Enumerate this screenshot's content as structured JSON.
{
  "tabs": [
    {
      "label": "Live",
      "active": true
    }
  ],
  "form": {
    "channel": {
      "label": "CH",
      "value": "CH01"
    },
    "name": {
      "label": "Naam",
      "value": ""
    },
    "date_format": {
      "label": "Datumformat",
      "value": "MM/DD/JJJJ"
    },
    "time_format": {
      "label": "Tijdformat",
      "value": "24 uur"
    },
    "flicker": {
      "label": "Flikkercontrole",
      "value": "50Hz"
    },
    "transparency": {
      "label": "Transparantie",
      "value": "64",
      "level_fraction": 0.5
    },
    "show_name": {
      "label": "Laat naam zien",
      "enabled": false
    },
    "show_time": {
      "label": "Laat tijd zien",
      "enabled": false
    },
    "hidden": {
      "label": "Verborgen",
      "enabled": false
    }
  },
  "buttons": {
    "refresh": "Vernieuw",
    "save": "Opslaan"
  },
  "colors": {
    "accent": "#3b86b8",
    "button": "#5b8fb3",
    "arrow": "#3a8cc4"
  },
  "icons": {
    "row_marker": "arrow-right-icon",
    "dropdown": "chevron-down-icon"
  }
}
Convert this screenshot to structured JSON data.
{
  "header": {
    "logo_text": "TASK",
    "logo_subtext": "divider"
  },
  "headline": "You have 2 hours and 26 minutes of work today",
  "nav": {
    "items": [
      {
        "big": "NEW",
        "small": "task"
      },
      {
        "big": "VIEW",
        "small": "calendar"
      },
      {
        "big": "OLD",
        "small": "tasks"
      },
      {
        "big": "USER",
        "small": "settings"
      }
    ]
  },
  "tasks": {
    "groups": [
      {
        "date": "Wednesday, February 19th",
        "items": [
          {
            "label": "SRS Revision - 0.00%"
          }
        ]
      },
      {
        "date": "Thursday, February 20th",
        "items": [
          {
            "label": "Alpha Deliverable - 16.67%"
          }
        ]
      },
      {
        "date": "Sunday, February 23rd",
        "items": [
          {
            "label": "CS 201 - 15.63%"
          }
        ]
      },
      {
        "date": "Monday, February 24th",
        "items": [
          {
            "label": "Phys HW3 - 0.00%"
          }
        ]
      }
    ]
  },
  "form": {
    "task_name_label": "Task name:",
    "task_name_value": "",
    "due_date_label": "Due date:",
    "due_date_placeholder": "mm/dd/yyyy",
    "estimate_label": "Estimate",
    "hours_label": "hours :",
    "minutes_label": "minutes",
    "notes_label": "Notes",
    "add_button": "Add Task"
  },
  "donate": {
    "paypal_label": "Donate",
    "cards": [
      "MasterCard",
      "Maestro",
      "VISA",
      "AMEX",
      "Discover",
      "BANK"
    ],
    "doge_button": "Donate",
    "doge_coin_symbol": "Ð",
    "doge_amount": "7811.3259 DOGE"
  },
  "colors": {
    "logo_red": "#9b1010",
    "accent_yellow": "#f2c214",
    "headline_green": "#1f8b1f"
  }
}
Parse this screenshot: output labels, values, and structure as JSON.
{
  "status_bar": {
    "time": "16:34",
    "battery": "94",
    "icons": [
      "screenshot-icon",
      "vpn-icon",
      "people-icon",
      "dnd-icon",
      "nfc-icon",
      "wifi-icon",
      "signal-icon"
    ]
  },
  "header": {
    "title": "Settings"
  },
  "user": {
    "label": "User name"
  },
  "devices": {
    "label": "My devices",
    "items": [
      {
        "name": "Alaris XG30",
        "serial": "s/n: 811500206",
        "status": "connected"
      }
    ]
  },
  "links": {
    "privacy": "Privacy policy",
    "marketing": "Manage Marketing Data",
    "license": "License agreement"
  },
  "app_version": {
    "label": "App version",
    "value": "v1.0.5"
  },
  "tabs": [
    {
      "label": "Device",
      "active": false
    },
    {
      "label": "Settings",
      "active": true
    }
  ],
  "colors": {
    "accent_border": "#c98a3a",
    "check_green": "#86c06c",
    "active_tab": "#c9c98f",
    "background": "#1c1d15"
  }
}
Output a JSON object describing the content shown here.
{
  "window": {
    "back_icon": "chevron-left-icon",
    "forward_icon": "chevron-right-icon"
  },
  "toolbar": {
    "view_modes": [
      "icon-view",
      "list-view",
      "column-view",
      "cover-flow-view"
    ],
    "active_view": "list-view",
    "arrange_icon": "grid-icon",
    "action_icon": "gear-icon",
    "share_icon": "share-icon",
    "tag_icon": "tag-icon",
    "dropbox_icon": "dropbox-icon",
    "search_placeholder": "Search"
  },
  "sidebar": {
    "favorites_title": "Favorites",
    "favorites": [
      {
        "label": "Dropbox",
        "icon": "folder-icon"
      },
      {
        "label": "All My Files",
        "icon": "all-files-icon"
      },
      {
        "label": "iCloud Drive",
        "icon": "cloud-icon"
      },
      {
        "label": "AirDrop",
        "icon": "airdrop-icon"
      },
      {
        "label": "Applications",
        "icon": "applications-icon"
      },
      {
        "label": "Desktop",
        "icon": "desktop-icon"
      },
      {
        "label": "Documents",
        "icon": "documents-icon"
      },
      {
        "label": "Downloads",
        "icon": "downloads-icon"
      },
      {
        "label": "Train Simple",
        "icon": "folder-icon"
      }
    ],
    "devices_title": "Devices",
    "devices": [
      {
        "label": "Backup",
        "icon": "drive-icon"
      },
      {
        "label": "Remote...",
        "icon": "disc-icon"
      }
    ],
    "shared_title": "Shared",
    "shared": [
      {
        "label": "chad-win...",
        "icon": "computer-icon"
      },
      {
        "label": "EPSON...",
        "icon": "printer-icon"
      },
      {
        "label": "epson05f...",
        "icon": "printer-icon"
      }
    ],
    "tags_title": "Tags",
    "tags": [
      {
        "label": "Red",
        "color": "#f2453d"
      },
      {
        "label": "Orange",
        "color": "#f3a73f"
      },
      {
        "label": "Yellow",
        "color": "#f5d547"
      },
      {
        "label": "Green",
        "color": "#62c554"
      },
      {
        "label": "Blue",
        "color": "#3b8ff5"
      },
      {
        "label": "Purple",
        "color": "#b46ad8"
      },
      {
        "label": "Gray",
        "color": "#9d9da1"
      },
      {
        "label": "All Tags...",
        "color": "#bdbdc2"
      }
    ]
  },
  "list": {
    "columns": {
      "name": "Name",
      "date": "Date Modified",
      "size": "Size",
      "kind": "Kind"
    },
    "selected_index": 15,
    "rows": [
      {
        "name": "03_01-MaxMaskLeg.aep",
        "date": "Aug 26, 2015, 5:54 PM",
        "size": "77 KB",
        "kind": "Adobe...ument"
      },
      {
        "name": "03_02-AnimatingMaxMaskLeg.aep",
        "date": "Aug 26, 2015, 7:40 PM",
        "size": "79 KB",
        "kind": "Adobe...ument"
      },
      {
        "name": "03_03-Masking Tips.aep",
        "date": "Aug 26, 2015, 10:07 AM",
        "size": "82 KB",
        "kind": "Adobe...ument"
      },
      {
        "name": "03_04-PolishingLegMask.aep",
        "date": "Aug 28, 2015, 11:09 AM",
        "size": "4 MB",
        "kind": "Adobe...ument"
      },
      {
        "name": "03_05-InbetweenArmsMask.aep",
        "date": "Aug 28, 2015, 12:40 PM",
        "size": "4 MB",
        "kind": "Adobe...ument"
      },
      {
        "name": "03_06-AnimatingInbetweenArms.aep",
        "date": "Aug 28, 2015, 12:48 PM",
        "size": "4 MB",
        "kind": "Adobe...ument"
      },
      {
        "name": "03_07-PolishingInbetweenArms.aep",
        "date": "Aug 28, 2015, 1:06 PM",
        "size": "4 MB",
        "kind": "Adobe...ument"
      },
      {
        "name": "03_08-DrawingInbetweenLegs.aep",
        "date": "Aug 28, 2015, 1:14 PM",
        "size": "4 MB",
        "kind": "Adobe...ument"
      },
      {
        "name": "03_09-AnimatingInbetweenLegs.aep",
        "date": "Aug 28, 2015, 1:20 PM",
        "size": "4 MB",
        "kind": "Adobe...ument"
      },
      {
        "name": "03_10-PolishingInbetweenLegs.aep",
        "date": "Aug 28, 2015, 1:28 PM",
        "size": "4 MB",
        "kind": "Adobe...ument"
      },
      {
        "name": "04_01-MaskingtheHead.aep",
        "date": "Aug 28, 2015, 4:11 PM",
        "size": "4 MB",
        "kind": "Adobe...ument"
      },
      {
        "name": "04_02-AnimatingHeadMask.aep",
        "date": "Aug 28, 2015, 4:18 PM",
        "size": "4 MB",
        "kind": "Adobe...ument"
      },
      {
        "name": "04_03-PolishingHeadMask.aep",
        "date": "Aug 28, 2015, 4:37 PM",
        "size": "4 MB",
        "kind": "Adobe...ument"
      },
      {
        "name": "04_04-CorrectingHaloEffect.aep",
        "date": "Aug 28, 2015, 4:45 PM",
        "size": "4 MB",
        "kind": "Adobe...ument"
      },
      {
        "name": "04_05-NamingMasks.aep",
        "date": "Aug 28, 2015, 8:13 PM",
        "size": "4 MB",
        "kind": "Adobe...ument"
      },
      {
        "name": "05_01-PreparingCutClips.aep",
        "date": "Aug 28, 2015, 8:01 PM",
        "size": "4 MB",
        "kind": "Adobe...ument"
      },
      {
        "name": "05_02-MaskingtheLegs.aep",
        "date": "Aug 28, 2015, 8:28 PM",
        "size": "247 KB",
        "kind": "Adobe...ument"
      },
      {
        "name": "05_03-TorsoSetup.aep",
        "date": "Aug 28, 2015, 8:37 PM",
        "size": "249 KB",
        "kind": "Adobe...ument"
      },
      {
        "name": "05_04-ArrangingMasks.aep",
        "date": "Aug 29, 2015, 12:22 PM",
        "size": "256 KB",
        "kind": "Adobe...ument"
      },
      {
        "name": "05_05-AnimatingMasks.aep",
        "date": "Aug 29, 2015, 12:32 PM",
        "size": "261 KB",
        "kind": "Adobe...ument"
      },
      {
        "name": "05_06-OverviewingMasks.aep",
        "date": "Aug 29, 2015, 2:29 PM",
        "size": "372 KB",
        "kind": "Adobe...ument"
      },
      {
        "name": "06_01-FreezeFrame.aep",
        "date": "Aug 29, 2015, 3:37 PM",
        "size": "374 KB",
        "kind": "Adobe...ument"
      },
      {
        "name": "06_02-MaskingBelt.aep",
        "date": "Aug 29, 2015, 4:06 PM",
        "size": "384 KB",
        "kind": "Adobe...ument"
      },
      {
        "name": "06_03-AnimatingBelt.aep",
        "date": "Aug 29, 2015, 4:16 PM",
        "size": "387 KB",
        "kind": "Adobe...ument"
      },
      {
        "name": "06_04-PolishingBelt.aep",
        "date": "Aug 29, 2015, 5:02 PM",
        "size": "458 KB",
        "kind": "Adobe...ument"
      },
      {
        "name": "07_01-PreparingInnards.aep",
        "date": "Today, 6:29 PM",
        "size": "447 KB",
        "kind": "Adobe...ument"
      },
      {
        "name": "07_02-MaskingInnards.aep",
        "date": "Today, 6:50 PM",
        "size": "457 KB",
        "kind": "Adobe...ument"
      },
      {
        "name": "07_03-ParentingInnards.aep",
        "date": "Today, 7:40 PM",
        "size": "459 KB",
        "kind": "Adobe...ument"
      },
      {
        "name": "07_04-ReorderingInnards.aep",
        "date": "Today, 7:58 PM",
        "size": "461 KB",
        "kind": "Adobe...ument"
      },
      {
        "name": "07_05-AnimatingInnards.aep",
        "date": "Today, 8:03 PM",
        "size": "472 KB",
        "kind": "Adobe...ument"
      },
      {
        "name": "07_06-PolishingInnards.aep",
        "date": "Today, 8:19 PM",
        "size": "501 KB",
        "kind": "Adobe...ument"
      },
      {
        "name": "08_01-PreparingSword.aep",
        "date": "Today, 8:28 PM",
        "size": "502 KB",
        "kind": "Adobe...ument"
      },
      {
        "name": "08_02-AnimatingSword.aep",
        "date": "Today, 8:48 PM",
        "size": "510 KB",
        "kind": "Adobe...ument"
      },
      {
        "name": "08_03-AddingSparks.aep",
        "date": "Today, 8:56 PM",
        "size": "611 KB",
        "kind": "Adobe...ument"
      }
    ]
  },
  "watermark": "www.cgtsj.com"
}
_____
● Prompt:
Of the lines above, how many include the word "chevron"? Reply with the number only.

● Exercise answer:
3